◆ Job
Extract all records. Keep each one exact.

--- START OF Data to use ---

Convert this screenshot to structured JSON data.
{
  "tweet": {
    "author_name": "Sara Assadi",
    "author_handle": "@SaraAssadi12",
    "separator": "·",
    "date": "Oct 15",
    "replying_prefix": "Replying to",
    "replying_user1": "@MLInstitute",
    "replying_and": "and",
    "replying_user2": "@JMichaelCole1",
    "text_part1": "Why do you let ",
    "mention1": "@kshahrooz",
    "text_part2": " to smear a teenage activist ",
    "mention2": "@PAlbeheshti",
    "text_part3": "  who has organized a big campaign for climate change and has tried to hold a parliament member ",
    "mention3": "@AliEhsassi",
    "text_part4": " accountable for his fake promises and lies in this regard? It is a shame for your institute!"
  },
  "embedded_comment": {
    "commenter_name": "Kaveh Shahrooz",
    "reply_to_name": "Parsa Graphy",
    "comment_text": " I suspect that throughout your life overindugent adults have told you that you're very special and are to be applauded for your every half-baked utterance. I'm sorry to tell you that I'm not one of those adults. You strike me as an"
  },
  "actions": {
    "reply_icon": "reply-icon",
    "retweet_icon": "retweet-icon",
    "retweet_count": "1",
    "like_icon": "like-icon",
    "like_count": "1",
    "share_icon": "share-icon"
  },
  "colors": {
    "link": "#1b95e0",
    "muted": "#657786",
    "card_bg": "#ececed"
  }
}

--- END OF Data to use ---

◆ Complete output
Convert this screenshot to structured JSON data.
{
  "tweet": {
    "author_name": "Sara Assadi",
    "author_handle": "@SaraAssadi12",
    "separator": "·",
    "date": "Oct 15",
    "replying_prefix": "Replying to",
    "replying_user1": "@MLInstitute",
    "replying_and": "and",
    "replying_user2": "@JMichaelCole1",
    "text_part1": "Why do you let ",
    "mention1": "@kshahrooz",
    "text_part2": " to smear a teenage activist ",
    "mention2": "@PAlbeheshti",
    "text_part3": "  who has organized a big campaign for climate change and has tried to hold a parliament member ",
    "mention3": "@AliEhsassi",
    "text_part4": " accountable for his fake promises and lies in this regard? It is a shame for your institute!"
  },
  "embedded_comment": {
    "commenter_name": "Kaveh Shahrooz",
    "reply_to_name": "Parsa Graphy",
    "comment_text": " I suspect that throughout your life overindugent adults have told you that you're very special and are to be applauded for your every half-baked utterance. I'm sorry to tell you that I'm not one of those adults. You strike me as an"
  },
  "actions": {
    "reply_icon": "reply-icon",
    "retweet_icon": "retweet-icon",
    "retweet_count": "1",
    "like_icon": "like-icon",
    "like_count": "1",
    "share_icon": "share-icon"
  },
  "colors": {
    "link": "#1b95e0",
    "muted": "#657786",
    "card_bg": "#ececed"
  }
}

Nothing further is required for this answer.